*What you should do*. Examine the records and identify each line that includes the string "août". Copy those lines.

*Source material*.
┄┄┄┄┄┄

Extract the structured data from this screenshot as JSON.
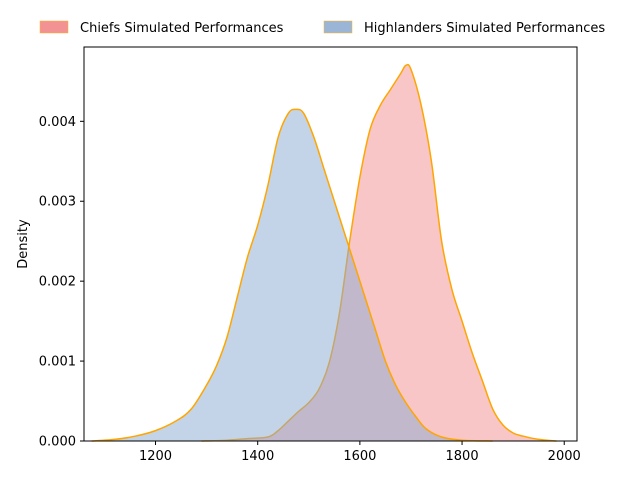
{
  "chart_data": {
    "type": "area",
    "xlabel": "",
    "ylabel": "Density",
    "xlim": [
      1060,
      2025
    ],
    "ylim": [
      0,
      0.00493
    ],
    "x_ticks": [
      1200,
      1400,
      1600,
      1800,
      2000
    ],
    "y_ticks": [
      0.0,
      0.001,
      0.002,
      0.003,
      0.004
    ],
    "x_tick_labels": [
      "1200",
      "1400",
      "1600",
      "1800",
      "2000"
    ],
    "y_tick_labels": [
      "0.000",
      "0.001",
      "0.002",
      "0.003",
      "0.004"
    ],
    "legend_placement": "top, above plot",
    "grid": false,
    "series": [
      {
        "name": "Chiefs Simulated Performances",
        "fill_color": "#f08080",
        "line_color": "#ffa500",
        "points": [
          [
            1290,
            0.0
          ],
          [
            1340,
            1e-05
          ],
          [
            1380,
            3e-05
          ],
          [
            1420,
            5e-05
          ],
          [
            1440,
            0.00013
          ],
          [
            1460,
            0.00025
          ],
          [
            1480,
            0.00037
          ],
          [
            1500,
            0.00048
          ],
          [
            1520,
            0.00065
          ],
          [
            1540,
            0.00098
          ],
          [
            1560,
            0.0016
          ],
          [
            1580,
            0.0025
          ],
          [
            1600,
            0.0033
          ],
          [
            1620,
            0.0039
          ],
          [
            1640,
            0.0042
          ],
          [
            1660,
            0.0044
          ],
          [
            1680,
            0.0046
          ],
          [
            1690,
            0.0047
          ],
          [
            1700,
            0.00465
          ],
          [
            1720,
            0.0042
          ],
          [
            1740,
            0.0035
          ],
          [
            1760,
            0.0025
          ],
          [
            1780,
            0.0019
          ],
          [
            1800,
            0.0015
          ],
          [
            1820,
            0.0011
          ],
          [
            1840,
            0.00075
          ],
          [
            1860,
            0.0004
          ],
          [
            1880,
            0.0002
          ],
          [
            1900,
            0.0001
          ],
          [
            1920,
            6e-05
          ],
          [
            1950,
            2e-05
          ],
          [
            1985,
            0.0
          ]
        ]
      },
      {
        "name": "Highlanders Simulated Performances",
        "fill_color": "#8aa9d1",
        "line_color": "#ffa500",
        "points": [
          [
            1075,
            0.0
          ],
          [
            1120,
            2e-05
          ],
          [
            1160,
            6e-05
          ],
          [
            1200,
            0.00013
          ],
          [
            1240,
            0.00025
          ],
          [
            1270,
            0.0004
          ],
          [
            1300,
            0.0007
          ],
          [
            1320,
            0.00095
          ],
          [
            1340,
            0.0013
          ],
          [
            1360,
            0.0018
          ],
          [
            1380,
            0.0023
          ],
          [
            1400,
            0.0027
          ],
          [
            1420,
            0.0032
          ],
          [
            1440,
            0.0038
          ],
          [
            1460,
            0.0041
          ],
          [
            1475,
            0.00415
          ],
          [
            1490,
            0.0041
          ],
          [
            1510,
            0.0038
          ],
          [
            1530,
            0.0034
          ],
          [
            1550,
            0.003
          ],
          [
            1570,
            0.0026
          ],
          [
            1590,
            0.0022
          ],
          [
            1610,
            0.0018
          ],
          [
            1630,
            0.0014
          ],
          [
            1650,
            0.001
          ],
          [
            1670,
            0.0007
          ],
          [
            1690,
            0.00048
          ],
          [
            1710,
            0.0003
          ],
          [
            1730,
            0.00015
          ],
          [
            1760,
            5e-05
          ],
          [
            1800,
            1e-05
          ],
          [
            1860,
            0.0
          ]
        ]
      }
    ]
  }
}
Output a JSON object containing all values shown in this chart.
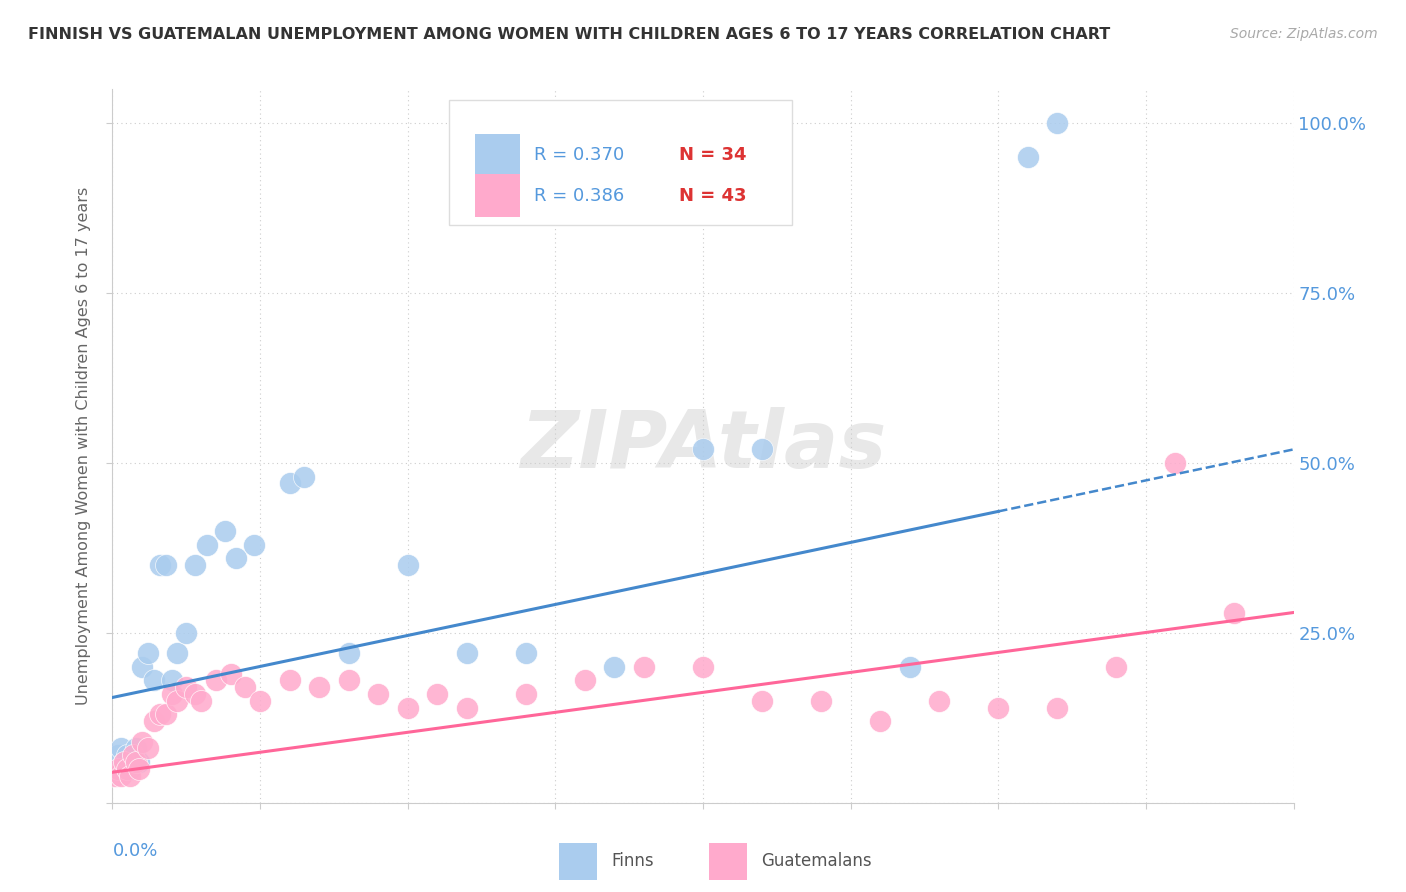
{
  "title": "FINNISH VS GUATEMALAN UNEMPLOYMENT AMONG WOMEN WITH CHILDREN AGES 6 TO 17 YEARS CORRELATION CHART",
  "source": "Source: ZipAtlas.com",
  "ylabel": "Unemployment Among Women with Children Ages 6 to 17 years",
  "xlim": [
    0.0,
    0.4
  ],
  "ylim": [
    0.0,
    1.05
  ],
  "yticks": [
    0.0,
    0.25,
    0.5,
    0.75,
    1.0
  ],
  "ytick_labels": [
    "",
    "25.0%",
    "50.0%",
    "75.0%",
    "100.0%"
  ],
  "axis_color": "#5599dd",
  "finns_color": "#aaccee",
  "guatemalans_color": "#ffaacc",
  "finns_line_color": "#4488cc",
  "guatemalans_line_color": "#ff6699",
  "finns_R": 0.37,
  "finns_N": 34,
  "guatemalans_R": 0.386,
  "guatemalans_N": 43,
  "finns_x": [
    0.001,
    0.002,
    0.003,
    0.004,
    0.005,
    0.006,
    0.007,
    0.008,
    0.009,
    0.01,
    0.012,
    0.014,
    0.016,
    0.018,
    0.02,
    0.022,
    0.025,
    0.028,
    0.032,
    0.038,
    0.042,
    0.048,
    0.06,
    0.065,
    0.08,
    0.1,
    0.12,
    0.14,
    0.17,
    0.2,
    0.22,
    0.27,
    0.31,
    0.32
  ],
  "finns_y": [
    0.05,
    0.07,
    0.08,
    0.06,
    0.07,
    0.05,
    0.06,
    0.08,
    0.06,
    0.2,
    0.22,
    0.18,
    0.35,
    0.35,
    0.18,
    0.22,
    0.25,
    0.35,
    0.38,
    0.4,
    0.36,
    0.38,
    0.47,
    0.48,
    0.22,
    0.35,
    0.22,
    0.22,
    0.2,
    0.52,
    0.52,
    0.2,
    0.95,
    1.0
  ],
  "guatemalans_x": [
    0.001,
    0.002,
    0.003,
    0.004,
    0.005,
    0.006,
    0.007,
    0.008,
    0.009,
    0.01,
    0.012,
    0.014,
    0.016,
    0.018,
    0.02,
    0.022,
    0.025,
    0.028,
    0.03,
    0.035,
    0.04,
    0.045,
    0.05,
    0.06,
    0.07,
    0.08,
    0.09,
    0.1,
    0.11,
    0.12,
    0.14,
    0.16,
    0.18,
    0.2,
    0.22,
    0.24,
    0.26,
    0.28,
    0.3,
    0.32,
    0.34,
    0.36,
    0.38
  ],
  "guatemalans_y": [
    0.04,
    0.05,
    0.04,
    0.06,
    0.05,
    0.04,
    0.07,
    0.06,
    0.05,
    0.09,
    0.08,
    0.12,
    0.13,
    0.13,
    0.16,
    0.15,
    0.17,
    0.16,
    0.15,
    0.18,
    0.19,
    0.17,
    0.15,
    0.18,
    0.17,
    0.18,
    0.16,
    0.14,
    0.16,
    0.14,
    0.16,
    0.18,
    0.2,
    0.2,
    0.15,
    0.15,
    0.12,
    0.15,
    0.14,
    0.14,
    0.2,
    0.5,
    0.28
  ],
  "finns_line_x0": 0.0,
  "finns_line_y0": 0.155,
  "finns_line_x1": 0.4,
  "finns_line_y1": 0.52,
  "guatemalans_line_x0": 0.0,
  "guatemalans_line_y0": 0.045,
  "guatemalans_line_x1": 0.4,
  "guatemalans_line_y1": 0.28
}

┄┄┄┄┄┄

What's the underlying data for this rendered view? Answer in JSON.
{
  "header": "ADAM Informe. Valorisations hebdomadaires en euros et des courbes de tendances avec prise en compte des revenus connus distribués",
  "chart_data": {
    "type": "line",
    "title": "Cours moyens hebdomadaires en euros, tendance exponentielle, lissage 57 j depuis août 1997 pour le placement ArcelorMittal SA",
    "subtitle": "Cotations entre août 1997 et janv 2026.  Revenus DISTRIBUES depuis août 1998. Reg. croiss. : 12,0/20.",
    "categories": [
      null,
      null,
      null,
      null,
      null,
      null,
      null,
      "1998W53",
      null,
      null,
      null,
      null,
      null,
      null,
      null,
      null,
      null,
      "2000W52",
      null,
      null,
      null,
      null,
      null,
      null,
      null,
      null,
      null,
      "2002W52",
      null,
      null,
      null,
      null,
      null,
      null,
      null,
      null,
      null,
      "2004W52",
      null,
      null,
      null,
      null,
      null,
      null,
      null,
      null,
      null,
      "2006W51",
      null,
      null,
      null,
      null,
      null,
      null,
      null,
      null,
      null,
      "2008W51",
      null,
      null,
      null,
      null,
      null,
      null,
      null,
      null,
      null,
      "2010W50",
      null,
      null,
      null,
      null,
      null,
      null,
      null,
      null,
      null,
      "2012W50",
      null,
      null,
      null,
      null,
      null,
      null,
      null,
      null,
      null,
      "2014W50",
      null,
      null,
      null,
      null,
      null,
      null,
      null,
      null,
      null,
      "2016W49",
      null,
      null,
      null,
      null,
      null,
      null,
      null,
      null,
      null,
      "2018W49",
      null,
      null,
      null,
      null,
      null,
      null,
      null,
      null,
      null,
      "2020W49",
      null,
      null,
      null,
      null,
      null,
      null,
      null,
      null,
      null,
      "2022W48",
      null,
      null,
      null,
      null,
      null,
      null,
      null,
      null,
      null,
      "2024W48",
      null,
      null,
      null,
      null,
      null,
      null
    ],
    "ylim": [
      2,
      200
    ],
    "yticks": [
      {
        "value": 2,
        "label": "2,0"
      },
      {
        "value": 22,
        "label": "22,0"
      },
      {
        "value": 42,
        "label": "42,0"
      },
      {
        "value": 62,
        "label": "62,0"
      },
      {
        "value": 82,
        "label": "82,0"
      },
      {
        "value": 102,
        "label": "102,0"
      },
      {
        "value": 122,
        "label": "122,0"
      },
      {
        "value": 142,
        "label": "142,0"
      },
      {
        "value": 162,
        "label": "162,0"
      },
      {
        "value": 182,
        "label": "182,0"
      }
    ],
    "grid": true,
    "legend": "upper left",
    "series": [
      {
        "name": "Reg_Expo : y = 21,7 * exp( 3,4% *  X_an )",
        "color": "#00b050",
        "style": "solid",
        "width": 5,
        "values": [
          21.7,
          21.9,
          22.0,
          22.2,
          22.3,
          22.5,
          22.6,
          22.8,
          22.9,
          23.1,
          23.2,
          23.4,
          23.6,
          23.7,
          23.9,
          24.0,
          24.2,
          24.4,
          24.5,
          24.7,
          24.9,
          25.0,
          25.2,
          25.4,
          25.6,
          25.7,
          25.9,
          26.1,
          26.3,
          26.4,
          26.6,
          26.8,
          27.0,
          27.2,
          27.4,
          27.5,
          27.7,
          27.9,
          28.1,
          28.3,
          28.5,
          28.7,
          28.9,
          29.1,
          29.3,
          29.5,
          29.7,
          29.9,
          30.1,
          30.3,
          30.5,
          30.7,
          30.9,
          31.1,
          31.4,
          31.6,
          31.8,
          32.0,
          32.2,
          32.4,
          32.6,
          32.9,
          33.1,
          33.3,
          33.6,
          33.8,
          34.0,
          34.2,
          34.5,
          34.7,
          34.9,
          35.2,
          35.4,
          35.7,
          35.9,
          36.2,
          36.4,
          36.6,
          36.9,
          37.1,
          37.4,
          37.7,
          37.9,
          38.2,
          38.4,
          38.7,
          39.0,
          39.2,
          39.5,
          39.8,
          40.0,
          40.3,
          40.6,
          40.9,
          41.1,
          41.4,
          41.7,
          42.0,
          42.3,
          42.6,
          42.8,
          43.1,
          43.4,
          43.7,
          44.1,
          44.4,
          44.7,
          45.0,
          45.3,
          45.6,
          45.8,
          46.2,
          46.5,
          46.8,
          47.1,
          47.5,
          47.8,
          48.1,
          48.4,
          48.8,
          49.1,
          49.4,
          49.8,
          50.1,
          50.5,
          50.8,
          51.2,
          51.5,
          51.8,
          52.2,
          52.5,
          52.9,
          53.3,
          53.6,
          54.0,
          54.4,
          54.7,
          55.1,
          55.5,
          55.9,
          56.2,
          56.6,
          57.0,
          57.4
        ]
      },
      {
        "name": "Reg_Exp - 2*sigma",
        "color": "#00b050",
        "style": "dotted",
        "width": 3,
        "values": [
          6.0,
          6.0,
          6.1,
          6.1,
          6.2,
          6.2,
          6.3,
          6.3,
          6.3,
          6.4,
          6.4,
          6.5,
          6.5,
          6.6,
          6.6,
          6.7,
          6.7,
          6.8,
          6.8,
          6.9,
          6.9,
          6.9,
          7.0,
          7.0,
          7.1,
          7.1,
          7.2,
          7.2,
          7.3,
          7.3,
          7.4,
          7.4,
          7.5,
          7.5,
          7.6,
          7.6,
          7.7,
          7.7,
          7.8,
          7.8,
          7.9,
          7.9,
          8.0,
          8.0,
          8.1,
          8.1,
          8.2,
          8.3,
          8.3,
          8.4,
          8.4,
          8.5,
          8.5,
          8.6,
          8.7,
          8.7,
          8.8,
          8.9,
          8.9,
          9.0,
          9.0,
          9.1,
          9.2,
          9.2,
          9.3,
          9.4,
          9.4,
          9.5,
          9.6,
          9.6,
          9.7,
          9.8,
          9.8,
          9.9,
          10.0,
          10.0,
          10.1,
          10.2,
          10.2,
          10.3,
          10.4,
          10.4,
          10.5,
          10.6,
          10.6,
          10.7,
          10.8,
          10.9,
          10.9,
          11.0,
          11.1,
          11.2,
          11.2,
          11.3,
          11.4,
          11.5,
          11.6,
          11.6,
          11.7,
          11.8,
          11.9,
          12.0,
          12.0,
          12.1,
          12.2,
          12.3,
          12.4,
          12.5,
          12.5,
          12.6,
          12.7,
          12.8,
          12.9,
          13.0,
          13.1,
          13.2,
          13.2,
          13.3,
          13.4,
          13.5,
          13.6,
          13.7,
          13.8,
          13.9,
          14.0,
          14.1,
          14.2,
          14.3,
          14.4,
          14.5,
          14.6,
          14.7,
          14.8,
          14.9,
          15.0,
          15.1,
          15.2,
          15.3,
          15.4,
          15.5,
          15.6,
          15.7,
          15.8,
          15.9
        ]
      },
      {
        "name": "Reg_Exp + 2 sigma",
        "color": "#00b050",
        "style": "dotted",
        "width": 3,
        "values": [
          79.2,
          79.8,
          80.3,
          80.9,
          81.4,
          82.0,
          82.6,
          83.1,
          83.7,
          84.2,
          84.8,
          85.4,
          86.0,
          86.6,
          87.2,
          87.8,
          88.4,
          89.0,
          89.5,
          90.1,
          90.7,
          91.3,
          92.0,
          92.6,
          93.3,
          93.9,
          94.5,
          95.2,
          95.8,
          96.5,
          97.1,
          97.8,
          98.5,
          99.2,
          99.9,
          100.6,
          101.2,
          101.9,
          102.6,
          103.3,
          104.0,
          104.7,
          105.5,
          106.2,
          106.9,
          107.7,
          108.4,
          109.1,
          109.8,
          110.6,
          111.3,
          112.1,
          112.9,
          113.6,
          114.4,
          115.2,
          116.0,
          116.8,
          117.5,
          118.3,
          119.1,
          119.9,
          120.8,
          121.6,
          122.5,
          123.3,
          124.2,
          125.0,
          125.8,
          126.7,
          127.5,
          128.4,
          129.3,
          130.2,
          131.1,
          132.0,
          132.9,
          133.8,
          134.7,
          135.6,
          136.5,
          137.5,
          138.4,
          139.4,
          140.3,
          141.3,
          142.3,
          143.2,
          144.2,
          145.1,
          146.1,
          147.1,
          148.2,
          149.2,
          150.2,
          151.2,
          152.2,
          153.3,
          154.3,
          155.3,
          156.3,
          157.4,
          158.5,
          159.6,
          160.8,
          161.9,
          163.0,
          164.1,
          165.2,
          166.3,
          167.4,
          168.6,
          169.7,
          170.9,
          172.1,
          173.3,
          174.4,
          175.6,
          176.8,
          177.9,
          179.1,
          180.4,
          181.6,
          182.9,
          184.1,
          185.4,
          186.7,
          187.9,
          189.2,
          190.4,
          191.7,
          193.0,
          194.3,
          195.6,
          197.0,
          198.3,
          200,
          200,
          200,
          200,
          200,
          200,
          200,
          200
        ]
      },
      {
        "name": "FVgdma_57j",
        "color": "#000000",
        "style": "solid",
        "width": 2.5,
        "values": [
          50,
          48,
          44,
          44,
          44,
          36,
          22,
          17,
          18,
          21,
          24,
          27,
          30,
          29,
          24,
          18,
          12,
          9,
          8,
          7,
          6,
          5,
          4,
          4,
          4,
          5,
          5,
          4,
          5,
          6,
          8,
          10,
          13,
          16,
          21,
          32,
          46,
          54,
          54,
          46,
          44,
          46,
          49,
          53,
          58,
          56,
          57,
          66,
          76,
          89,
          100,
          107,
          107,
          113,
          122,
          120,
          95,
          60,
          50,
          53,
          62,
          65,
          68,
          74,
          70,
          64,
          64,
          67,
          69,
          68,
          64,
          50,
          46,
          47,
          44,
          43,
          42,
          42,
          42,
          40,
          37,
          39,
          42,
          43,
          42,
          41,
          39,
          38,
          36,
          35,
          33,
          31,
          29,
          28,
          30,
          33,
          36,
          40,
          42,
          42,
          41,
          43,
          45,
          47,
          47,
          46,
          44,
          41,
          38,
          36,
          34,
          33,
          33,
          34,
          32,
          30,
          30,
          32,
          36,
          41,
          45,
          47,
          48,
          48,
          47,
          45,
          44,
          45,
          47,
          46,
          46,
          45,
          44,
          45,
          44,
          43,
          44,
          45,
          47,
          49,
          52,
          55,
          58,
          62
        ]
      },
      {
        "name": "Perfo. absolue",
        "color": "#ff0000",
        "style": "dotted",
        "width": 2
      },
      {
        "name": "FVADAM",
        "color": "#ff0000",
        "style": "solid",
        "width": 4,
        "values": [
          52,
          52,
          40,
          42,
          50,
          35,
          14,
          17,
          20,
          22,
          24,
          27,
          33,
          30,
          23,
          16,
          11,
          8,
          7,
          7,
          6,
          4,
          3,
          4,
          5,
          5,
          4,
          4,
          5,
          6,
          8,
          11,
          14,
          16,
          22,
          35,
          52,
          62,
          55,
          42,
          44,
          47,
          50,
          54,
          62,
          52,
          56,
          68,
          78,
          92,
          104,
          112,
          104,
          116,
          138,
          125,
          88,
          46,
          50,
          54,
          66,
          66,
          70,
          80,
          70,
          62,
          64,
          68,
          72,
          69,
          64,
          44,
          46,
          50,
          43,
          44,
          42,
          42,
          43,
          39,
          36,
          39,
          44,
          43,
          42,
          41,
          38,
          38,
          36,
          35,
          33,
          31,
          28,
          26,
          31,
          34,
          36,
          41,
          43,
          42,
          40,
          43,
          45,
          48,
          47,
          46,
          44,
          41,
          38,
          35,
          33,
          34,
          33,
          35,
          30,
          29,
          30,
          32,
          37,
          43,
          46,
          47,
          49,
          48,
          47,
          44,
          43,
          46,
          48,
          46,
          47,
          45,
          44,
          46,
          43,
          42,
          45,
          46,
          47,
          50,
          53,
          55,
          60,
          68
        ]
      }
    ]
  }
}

┄┄┄┄┄┄

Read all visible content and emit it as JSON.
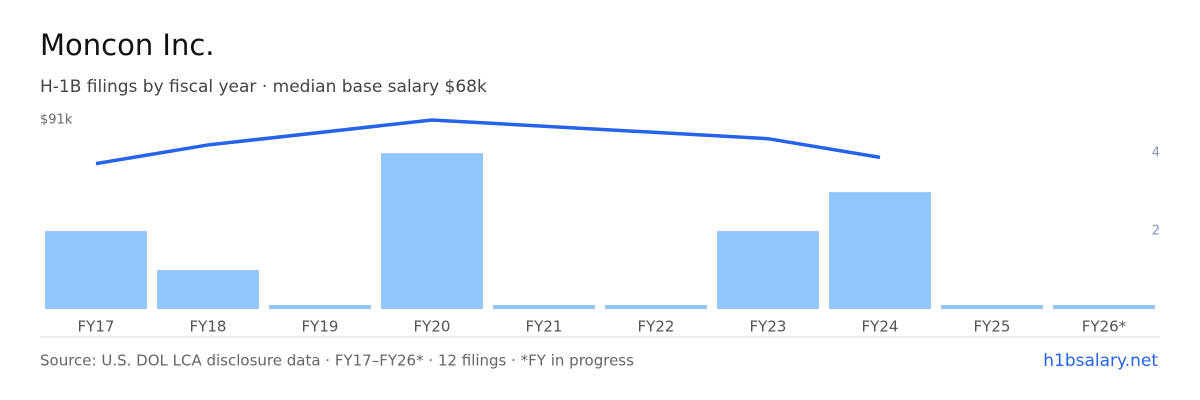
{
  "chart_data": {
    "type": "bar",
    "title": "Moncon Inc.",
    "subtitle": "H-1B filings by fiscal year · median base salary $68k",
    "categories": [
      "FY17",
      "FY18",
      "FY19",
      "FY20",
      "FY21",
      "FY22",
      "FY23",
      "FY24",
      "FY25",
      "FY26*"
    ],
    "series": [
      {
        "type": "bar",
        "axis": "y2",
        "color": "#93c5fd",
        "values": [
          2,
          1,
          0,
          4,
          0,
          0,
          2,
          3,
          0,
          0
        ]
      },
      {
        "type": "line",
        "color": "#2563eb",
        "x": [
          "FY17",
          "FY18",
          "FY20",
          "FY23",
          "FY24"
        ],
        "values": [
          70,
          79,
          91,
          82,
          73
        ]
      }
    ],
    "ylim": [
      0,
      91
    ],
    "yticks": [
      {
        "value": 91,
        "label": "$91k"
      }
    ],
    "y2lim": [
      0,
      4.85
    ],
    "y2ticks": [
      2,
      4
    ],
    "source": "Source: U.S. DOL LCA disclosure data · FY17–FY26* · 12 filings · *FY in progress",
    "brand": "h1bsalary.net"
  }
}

┄┄┄┄┄┄

*Full output*.
    "title": "Cours moyens hebdomadaires en euros, tendance exponentielle, lissage 57 j depuis août 1997 pour le placement ArcelorMittal SA",
    "subtitle": "Cotations entre août 1997 et janv 2026.  Revenus DISTRIBUES depuis août 1998. Reg. croiss. : 12,0/20.",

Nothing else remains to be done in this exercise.